====== Teks Hasil Ekstraksi ======

Sejak 2011 saya membangun usaha di bidang jasa event organizer. Sejak saat itu pula, saya mulai mengenal bagaimana memanfaatkan teknologi informasi internet. Saya menyadari, internet membantu dalam mempromosikan usaha yang saya miliki. Hasilnya, hampir 90% klien yang datang mengetahui informasi usaha saya juga dari internet.
Awal membangun usaha ini, saya bermodalkan 0 rupiah. Saya hanya perlu memasang promosi berupa tulisan baik itu di blog, social media dan beberapa forum online. Hasilnya, sampai tahun ke 6 bisnis ini masih bertahan. Selebihnya, word of mouth communication yang bekerja.
Bisnis event organizer saya merupakan salah satu bentuk Usaha Mikro Kecil dan Menengah (UMKM). UMKM adalah usaha dengan kekayaan bersih maksimal Rp 10 miliar di luar tanah dan bangunan atau memiliki omzet maksimal Rp 50 miliar per tahun (UU No 20 tahun 2008 tentang UMKM). Dan ternyata, 99 % usaha di Indonesia adalah UMKM. Berdasarkan data Badan Pusat Statistik (BPS), jumlah UMKM di Indonesia mencapai 56,5 juta.

====== Data yang Diberikan ======

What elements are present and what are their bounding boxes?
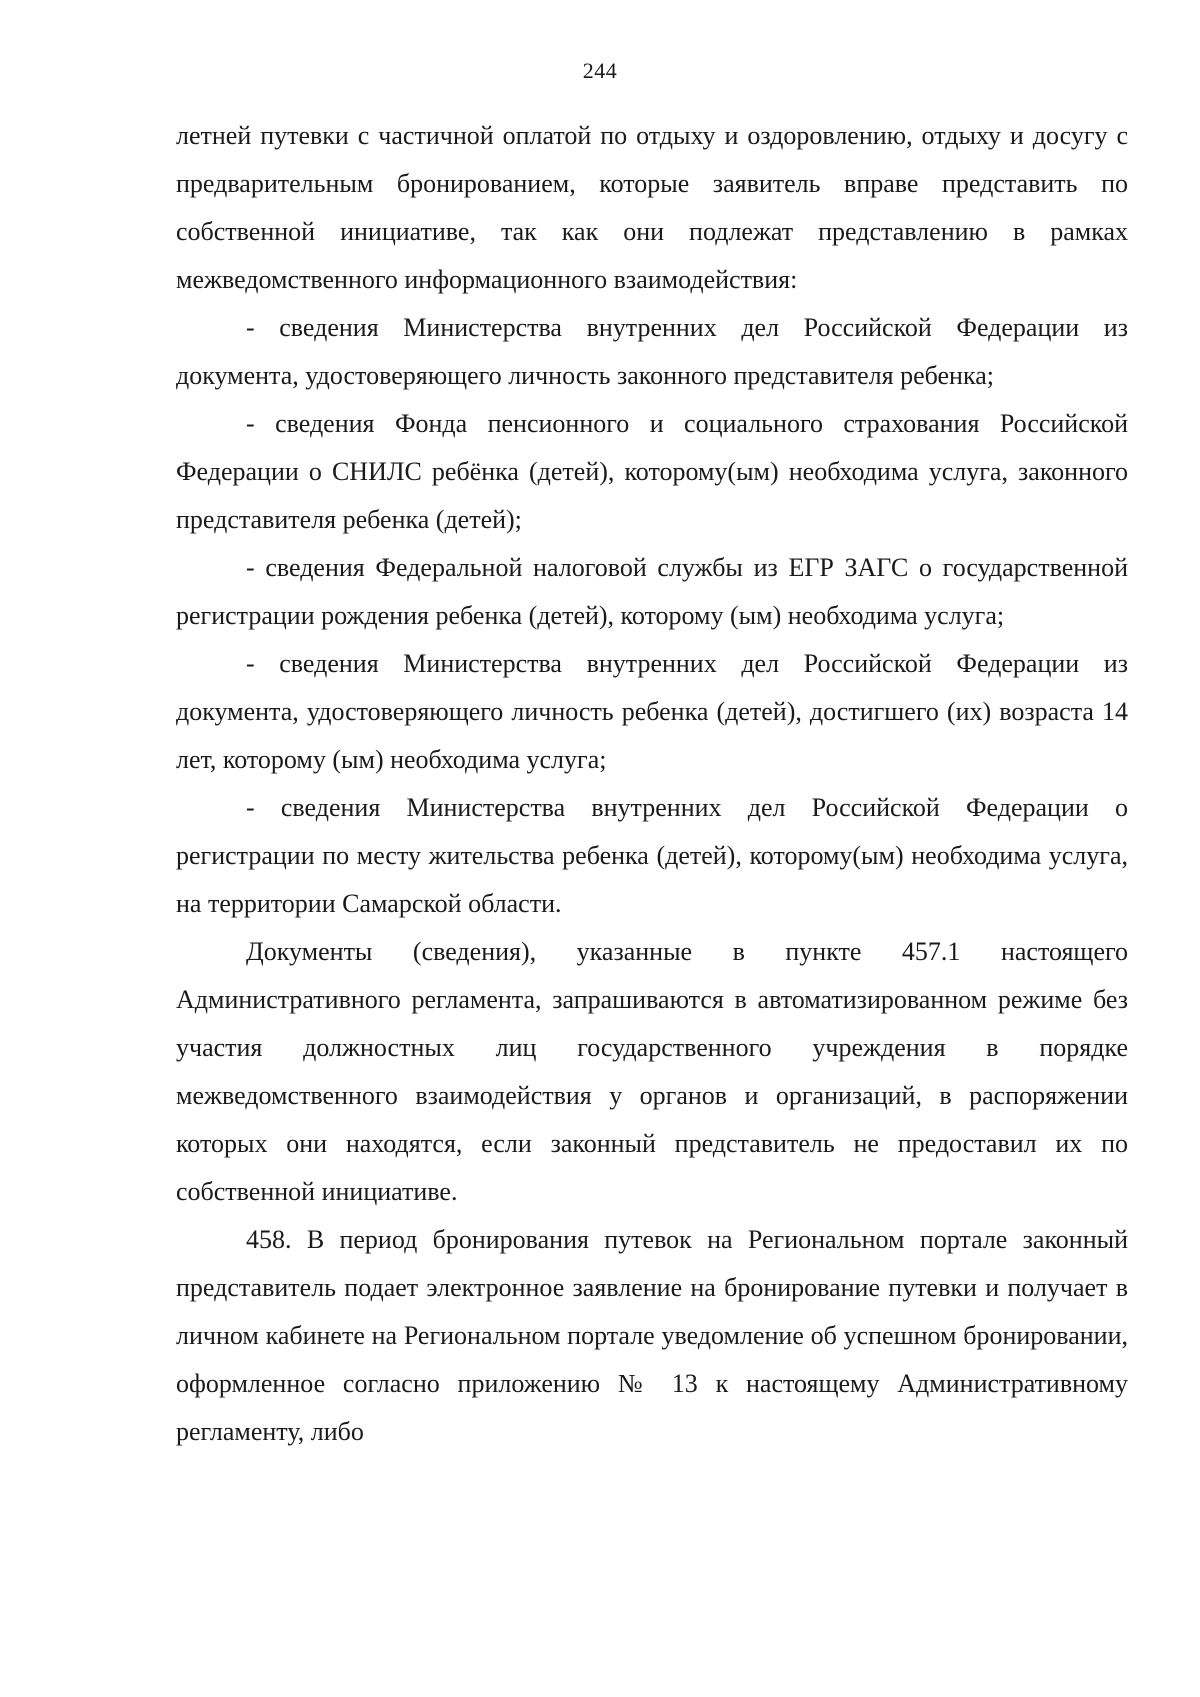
paragraph-intro-continuation: летней путевки с частичной оплатой по отдыху и оздоровлению, отдыху и досугу с предварительным бронированием, которые заявитель вправе представить по собственной инициативе, так как они подлежат представлению в рамках межведомственного информационного взаимодействия:: [176, 121, 1128, 294]
paragraph-fns-birth-registration: - сведения Федеральной налоговой службы из ЕГР ЗАГС о государственной регистрации рождения ребенка (детей), которому (ым) необходима услуга;: [176, 553, 1128, 630]
paragraph-mvd-residence-registration: - сведения Министерства внутренних дел Российской Федерации о регистрации по месту жительства ребенка (детей), которому(ым) необходима услуга, на территории Самарской области.: [176, 793, 1128, 918]
document-body: [176, 112, 1128, 1456]
paragraph-documents-requested: Документы (сведения), указанные в пункте 457.1 настоящего Административного регламента, запрашиваются в автоматизированном режиме без участия должностных лиц государственного учреждения в порядке межведомственного взаимодействия у органов и организаций, в распоряжении которых они находятся, если законный представитель не предоставил их по собственной инициативе.: [176, 937, 1128, 1206]
paragraph-458-booking-period: 458. В период бронирования путевок на Региональном портале законный представитель подает электронное заявление на бронирование путевки и получает в личном кабинете на Региональном портале уведомление об успешном бронировании, оформленное согласно приложению № 13 к настоящему Административному регламенту, либо: [176, 1225, 1128, 1446]
page-number: 244: [582, 58, 618, 83]
paragraph-mvd-child-identity: - сведения Министерства внутренних дел Российской Федерации из документа, удостоверяющего личность ребенка (детей), достигшего (их) возраста 14 лет, которому (ым) необходима услуга;: [176, 649, 1128, 774]
paragraph-sfr-snils: - сведения Фонда пенсионного и социального страхования Российской Федерации о СНИЛС ребёнка (детей), которому(ым) необходима услуга, законного представителя ребенка (детей);: [176, 409, 1128, 534]
paragraph-mvd-parent-identity: - сведения Министерства внутренних дел Российской Федерации из документа, удостоверяющего личность законного представителя ребенка;: [176, 313, 1128, 390]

======

▶ [Pernyataan Tugas] Tuliskan kembali tanpa perubahan bagian teks tentang usaha event organizer, mulai dari "Sejak 2011 saya" dan berlanjut hingga "juga dari internet.". Baris-baris di atas tidak dipakai di sini.

▶ [Penyelesaian]
Sejak 2011 saya membangun usaha di bidang jasa event organizer. Sejak saat itu pula, saya mulai mengenal bagaimana memanfaatkan teknologi informasi internet. Saya menyadari, internet membantu dalam mempromosikan usaha yang saya miliki. Hasilnya, hampir 90% klien yang datang mengetahui informasi usaha saya juga dari internet.